*Goal:*
Determine which lines contain the word "Jakarta", then copy those lines.

[Dataset rows]

########

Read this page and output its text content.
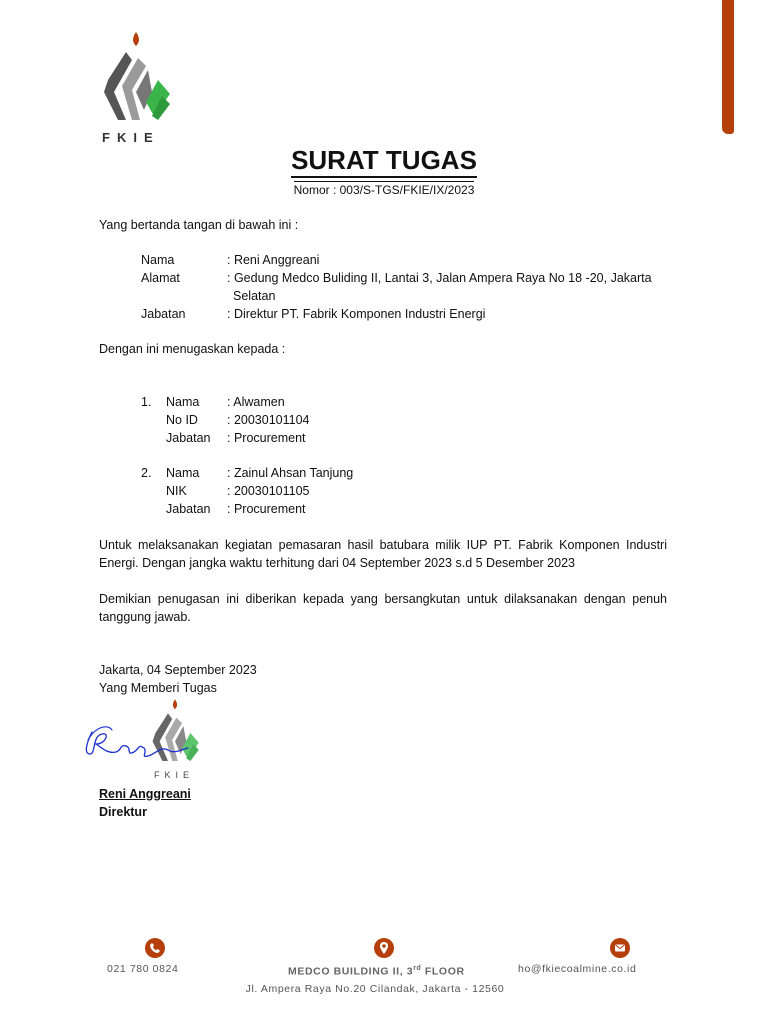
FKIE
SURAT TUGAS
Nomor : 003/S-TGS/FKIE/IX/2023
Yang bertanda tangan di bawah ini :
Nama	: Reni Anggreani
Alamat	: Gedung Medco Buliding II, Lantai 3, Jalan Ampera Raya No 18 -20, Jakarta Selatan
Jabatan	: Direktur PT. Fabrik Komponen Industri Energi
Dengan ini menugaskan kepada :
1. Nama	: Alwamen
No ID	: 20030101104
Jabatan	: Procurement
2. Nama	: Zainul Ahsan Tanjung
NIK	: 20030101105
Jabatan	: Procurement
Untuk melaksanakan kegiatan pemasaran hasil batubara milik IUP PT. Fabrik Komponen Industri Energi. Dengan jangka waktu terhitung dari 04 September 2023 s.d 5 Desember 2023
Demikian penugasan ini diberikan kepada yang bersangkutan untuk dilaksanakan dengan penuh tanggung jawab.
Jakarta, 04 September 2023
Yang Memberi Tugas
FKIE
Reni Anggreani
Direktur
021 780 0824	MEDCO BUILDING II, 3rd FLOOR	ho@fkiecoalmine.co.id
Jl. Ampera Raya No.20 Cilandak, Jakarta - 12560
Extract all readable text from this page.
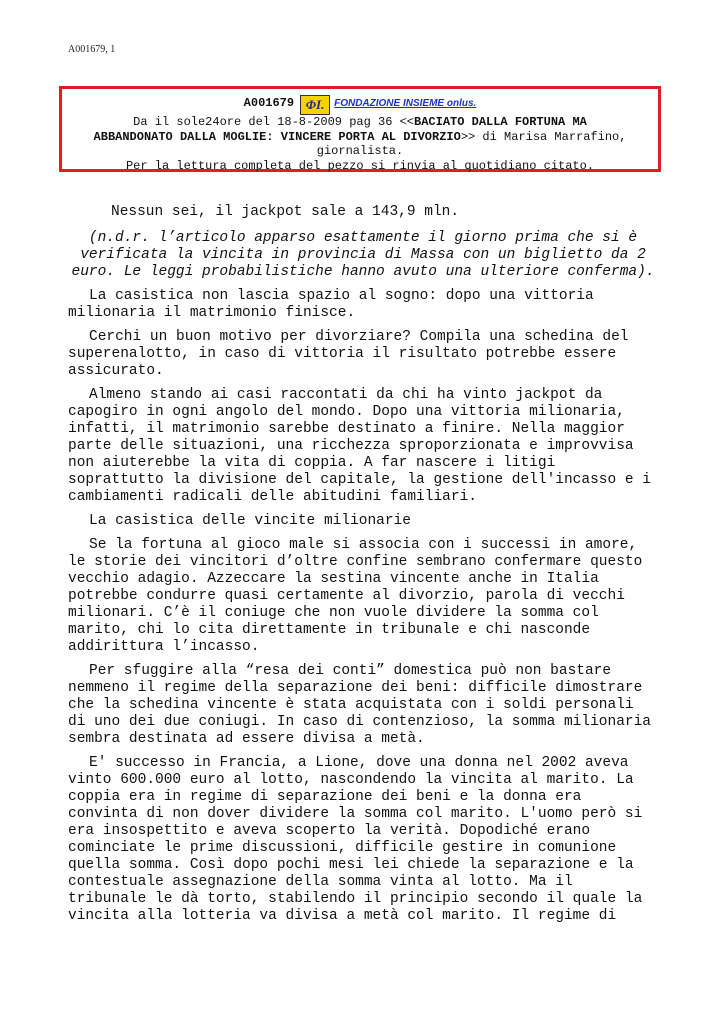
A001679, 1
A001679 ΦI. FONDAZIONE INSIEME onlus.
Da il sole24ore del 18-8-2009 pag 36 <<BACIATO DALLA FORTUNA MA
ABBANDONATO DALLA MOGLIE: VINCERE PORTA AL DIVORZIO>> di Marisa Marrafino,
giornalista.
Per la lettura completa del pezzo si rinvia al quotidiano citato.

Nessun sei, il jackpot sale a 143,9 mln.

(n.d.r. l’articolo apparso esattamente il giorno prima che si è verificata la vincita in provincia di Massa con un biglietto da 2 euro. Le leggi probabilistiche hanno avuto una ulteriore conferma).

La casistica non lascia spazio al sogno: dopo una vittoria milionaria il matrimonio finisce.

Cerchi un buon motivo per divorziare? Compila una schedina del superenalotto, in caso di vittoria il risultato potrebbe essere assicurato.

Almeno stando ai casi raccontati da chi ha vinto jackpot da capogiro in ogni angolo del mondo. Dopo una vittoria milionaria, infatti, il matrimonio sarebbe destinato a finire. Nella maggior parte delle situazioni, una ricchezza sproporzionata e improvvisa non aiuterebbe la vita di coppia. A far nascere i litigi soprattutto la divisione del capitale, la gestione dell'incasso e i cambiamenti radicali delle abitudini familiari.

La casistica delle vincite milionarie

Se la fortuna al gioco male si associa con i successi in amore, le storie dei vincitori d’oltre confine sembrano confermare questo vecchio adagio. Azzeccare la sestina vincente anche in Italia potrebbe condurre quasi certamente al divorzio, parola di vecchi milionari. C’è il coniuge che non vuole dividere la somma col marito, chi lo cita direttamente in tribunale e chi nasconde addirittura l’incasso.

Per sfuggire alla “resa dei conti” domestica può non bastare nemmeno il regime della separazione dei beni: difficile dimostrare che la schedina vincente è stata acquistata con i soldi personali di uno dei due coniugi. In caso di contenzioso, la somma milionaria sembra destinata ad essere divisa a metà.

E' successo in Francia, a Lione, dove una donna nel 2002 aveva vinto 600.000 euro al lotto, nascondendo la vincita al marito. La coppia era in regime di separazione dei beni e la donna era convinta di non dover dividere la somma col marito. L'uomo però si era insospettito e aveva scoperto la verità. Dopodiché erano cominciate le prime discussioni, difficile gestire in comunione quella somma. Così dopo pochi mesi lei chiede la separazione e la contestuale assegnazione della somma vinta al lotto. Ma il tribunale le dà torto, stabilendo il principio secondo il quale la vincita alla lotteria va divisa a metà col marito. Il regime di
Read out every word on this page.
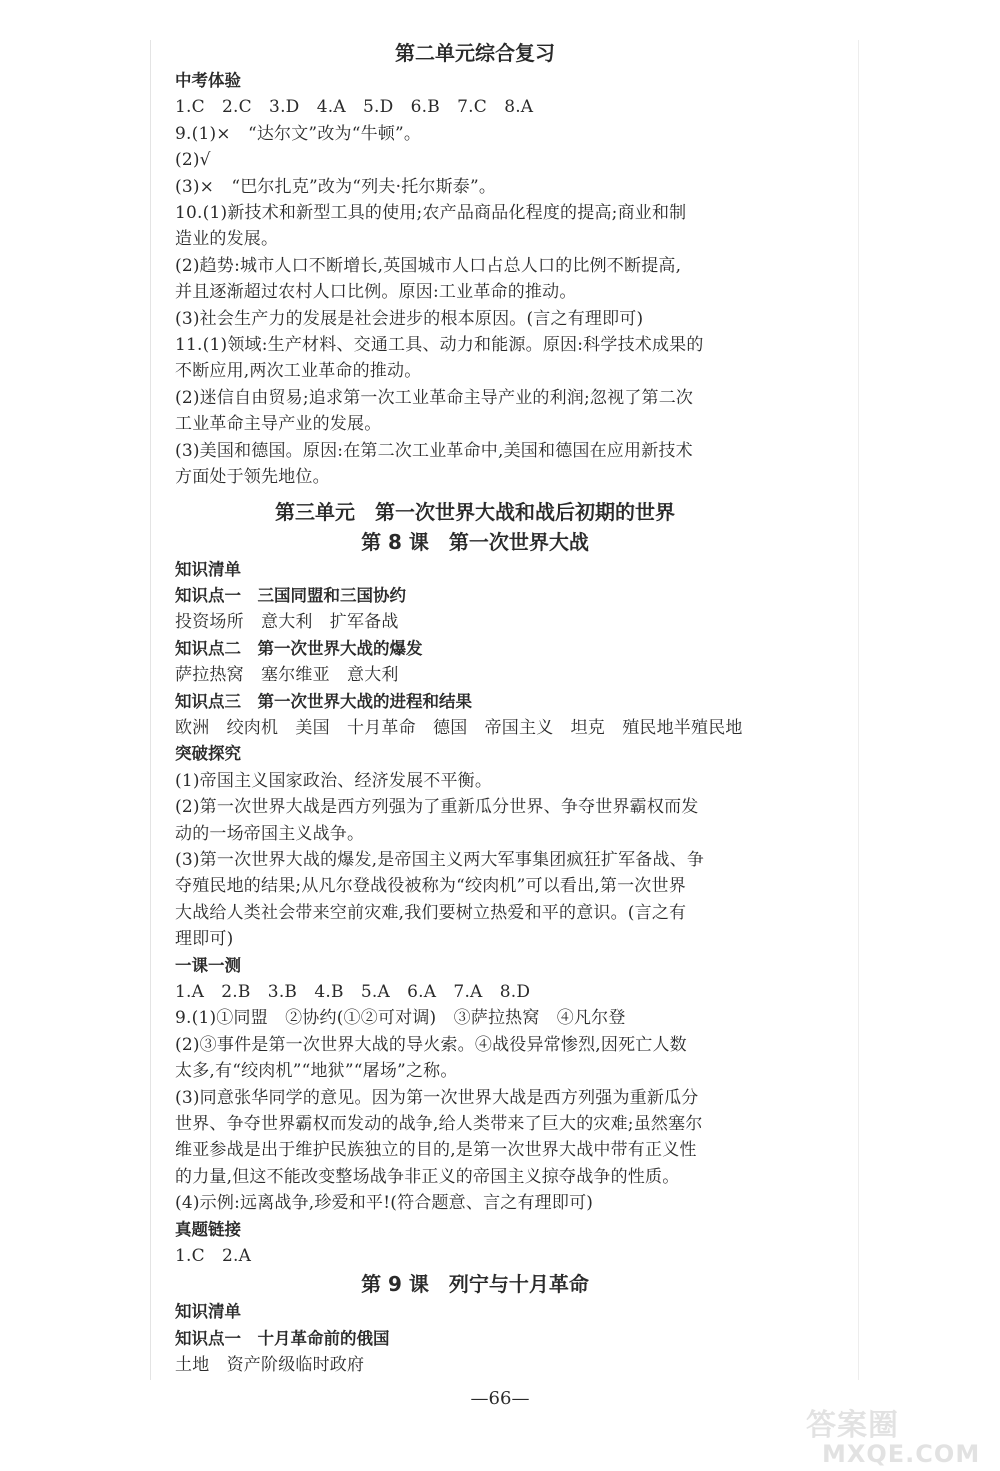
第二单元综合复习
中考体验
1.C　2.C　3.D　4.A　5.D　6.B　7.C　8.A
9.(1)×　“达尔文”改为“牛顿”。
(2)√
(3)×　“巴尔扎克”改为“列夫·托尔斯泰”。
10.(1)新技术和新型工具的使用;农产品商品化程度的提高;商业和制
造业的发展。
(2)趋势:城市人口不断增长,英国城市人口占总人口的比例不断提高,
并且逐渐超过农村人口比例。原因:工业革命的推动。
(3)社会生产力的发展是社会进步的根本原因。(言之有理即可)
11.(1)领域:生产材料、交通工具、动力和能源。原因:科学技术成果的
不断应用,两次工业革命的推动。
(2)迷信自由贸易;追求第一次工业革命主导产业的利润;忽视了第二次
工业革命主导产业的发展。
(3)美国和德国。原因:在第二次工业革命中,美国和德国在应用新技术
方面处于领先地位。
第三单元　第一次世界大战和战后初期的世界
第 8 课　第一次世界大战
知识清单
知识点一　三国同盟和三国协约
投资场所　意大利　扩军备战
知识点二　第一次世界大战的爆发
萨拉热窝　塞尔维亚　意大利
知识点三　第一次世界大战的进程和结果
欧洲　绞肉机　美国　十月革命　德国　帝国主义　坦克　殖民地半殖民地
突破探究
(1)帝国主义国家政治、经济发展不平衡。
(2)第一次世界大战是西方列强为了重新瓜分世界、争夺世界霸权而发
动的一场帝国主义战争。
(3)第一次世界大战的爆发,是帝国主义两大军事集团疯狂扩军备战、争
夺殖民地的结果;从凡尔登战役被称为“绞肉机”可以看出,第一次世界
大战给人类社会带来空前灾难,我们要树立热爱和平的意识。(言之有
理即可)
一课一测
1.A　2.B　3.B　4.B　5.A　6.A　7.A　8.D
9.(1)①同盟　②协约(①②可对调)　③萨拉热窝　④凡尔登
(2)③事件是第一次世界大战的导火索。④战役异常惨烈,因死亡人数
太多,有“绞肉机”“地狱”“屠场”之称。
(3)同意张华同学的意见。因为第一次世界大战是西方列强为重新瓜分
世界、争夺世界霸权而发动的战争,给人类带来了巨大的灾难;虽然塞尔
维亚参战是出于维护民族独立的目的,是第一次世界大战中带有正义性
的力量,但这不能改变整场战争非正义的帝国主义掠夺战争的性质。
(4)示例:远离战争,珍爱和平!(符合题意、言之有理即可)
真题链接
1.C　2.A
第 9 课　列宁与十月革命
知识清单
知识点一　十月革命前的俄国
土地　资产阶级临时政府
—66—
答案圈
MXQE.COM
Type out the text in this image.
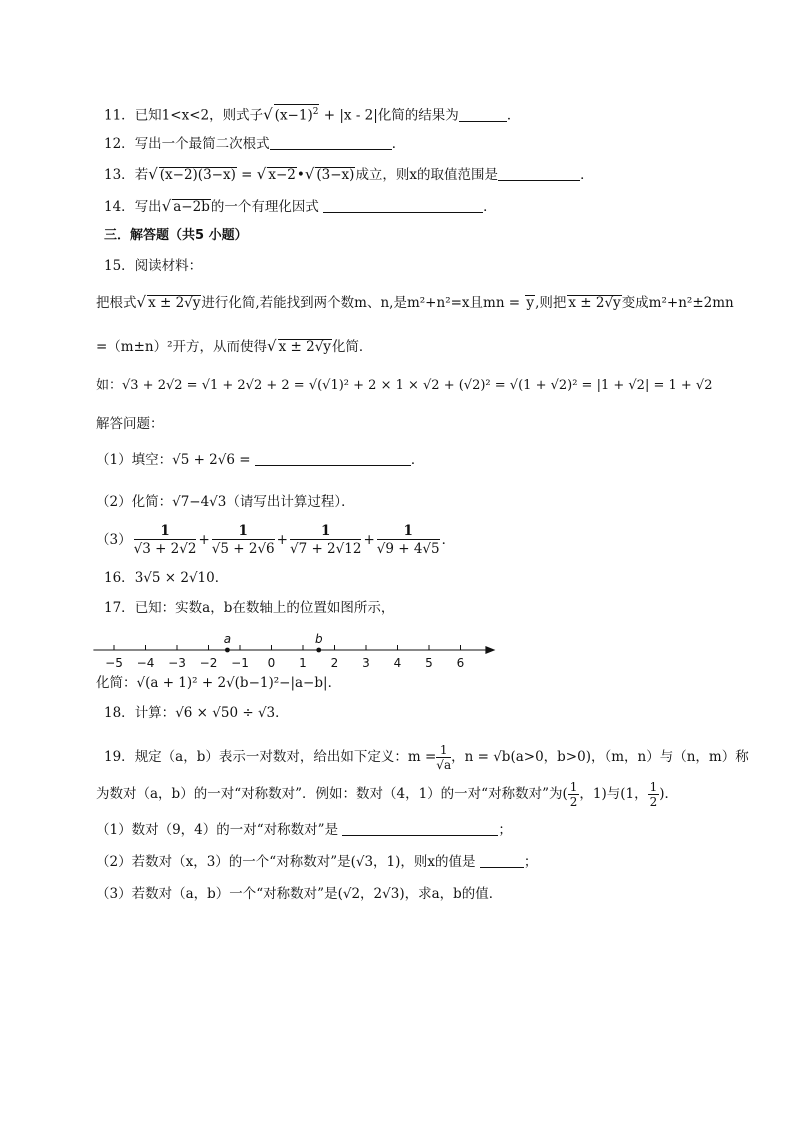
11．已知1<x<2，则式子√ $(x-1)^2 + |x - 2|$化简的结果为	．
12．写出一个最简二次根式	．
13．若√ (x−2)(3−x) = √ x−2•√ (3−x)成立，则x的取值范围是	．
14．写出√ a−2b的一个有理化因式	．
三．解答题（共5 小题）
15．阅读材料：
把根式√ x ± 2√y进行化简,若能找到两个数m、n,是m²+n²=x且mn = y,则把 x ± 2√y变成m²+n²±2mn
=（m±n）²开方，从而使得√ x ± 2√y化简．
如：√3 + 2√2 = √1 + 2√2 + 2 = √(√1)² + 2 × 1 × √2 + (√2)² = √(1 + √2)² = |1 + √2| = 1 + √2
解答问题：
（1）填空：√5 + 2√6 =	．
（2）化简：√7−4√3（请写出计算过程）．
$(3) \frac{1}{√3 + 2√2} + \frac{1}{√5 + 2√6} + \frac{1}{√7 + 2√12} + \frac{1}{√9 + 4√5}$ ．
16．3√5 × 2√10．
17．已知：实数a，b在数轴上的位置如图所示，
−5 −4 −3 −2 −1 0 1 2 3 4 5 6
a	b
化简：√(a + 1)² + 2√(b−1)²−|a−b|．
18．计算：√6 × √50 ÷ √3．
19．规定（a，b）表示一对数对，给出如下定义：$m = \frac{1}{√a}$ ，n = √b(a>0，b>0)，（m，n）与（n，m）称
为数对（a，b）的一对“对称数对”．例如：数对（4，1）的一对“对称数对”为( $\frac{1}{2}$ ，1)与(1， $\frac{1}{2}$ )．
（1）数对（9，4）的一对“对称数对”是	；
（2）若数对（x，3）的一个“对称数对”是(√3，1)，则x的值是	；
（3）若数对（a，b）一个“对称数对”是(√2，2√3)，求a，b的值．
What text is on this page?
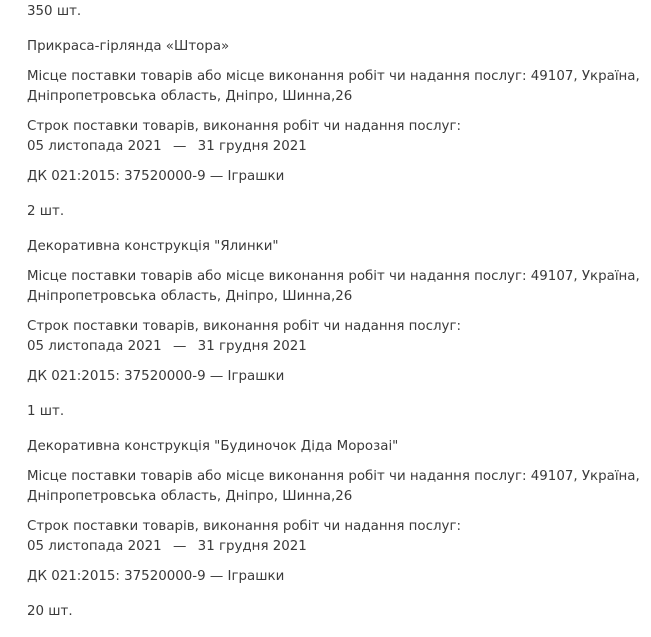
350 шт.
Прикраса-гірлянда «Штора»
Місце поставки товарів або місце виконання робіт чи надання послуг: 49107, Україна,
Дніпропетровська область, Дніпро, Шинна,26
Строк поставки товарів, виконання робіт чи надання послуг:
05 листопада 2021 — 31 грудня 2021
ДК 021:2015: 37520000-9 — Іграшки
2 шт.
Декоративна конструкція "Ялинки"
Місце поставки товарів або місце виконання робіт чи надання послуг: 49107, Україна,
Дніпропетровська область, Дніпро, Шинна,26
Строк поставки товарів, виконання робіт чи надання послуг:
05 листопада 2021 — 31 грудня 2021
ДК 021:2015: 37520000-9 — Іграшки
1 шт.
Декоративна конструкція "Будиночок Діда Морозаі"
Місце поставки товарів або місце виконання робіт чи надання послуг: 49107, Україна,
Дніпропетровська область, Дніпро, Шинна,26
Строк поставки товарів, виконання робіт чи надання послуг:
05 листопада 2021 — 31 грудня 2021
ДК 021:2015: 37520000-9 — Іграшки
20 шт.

########

*Full response:*
Alamat	: Gedung Medco Buliding II, Lantai 3, Jalan Ampera Raya No 18 -20, Jakarta Selatan
Jakarta, 04 September 2023
Jl. Ampera Raya No.20 Cilandak, Jakarta - 12560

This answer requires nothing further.